- Goal -
Output all the material that follows, exactly as given.

---+---

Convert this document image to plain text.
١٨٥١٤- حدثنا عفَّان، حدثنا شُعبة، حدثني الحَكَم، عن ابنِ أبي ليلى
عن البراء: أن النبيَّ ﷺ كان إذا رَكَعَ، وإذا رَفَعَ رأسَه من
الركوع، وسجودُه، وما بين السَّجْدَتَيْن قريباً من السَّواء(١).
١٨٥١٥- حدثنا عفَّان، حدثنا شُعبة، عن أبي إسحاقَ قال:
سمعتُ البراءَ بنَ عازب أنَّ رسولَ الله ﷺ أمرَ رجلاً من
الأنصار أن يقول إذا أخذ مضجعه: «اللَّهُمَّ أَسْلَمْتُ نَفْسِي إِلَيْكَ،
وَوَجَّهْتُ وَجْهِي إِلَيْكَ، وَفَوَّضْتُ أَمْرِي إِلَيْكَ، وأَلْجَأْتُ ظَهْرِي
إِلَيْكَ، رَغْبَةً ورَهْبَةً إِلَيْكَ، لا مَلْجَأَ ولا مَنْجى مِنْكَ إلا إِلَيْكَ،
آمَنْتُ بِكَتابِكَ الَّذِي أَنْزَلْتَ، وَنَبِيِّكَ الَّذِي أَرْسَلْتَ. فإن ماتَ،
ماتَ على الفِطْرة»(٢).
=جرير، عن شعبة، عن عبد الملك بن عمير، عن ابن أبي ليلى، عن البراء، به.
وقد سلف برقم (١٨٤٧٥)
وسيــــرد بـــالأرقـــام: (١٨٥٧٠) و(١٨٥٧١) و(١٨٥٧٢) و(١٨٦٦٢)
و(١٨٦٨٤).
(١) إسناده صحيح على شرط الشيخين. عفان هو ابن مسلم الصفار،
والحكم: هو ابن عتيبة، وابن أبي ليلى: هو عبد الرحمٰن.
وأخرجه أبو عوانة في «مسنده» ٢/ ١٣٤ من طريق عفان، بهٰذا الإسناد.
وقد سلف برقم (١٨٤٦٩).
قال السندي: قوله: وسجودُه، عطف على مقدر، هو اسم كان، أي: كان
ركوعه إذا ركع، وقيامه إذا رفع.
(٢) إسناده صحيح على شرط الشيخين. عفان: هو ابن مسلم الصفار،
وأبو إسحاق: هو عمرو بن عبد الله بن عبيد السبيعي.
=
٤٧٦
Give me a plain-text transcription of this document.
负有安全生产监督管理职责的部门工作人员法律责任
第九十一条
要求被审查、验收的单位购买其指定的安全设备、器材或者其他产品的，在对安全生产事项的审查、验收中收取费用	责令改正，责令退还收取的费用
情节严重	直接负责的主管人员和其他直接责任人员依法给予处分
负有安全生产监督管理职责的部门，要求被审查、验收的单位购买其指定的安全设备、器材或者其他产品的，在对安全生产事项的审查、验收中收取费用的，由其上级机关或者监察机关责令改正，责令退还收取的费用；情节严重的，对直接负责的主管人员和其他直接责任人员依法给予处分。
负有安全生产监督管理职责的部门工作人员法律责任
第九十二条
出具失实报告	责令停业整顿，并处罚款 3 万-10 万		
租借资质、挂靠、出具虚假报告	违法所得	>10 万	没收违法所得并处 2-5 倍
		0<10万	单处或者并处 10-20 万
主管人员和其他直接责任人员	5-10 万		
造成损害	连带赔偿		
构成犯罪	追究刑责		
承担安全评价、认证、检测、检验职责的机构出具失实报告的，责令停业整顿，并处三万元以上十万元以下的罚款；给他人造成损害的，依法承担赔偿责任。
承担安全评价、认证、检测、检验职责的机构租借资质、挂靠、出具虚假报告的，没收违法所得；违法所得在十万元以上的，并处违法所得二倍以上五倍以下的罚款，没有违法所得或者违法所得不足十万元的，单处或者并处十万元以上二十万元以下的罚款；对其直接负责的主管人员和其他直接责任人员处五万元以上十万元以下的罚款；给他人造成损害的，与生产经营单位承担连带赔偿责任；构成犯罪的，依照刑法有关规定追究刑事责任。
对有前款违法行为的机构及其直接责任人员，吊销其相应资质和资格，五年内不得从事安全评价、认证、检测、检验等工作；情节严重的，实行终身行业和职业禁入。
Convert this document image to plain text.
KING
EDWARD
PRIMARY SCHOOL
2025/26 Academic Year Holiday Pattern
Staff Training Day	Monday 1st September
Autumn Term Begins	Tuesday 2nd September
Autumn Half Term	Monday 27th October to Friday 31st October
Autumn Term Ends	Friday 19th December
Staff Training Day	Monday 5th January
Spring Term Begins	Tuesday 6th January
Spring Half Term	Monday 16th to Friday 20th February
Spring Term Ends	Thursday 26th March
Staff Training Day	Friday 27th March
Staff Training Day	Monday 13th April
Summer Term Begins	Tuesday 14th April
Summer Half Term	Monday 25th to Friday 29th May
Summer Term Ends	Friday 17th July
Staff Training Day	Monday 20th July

---+---

- Solution to the exercise -
Convert this document image to plain text.
١٨٥١٤- حدثنا عفَّان، حدثنا شُعبة، حدثني الحَكَم، عن ابنِ أبي ليلى
عن البراء: أن النبيَّ ﷺ كان إذا رَكَعَ، وإذا رَفَعَ رأسَه من
الركوع، وسجودُه، وما بين السَّجْدَتَيْن قريباً من السَّواء(١).
١٨٥١٥- حدثنا عفَّان، حدثنا شُعبة، عن أبي إسحاقَ قال:
سمعتُ البراءَ بنَ عازب أنَّ رسولَ الله ﷺ أمرَ رجلاً من
الأنصار أن يقول إذا أخذ مضجعه: «اللَّهُمَّ أَسْلَمْتُ نَفْسِي إِلَيْكَ،
وَوَجَّهْتُ وَجْهِي إِلَيْكَ، وَفَوَّضْتُ أَمْرِي إِلَيْكَ، وأَلْجَأْتُ ظَهْرِي
إِلَيْكَ، رَغْبَةً ورَهْبَةً إِلَيْكَ، لا مَلْجَأَ ولا مَنْجى مِنْكَ إلا إِلَيْكَ،
آمَنْتُ بِكَتابِكَ الَّذِي أَنْزَلْتَ، وَنَبِيِّكَ الَّذِي أَرْسَلْتَ. فإن ماتَ،
ماتَ على الفِطْرة»(٢).
=جرير، عن شعبة، عن عبد الملك بن عمير، عن ابن أبي ليلى، عن البراء، به.
وقد سلف برقم (١٨٤٧٥)
وسيــــرد بـــالأرقـــام: (١٨٥٧٠) و(١٨٥٧١) و(١٨٥٧٢) و(١٨٦٦٢)
و(١٨٦٨٤).
(١) إسناده صحيح على شرط الشيخين. عفان هو ابن مسلم الصفار،
والحكم: هو ابن عتيبة، وابن أبي ليلى: هو عبد الرحمٰن.
وأخرجه أبو عوانة في «مسنده» ٢/ ١٣٤ من طريق عفان، بهٰذا الإسناد.
وقد سلف برقم (١٨٤٦٩).
قال السندي: قوله: وسجودُه، عطف على مقدر، هو اسم كان، أي: كان
ركوعه إذا ركع، وقيامه إذا رفع.
(٢) إسناده صحيح على شرط الشيخين. عفان: هو ابن مسلم الصفار،
وأبو إسحاق: هو عمرو بن عبد الله بن عبيد السبيعي.
=
٤٧٦
Give me a plain-text transcription of this document.
负有安全生产监督管理职责的部门工作人员法律责任
第九十一条
要求被审查、验收的单位购买其指定的安全设备、器材或者其他产品的，在对安全生产事项的审查、验收中收取费用	责令改正，责令退还收取的费用
情节严重	直接负责的主管人员和其他直接责任人员依法给予处分
负有安全生产监督管理职责的部门，要求被审查、验收的单位购买其指定的安全设备、器材或者其他产品的，在对安全生产事项的审查、验收中收取费用的，由其上级机关或者监察机关责令改正，责令退还收取的费用；情节严重的，对直接负责的主管人员和其他直接责任人员依法给予处分。
负有安全生产监督管理职责的部门工作人员法律责任
第九十二条
出具失实报告	责令停业整顿，并处罚款 3 万-10 万		
租借资质、挂靠、出具虚假报告	违法所得	>10 万	没收违法所得并处 2-5 倍
		0<10万	单处或者并处 10-20 万
主管人员和其他直接责任人员	5-10 万		
造成损害	连带赔偿		
构成犯罪	追究刑责		
承担安全评价、认证、检测、检验职责的机构出具失实报告的，责令停业整顿，并处三万元以上十万元以下的罚款；给他人造成损害的，依法承担赔偿责任。
承担安全评价、认证、检测、检验职责的机构租借资质、挂靠、出具虚假报告的，没收违法所得；违法所得在十万元以上的，并处违法所得二倍以上五倍以下的罚款，没有违法所得或者违法所得不足十万元的，单处或者并处十万元以上二十万元以下的罚款；对其直接负责的主管人员和其他直接责任人员处五万元以上十万元以下的罚款；给他人造成损害的，与生产经营单位承担连带赔偿责任；构成犯罪的，依照刑法有关规定追究刑事责任。
对有前款违法行为的机构及其直接责任人员，吊销其相应资质和资格，五年内不得从事安全评价、认证、检测、检验等工作；情节严重的，实行终身行业和职业禁入。
Convert this document image to plain text.
KING
EDWARD
PRIMARY SCHOOL
2025/26 Academic Year Holiday Pattern
Staff Training Day	Monday 1st September
Autumn Term Begins	Tuesday 2nd September
Autumn Half Term	Monday 27th October to Friday 31st October
Autumn Term Ends	Friday 19th December
Staff Training Day	Monday 5th January
Spring Term Begins	Tuesday 6th January
Spring Half Term	Monday 16th to Friday 20th February
Spring Term Ends	Thursday 26th March
Staff Training Day	Friday 27th March
Staff Training Day	Monday 13th April
Summer Term Begins	Tuesday 14th April
Summer Half Term	Monday 25th to Friday 29th May
Summer Term Ends	Friday 17th July
Staff Training Day	Monday 20th July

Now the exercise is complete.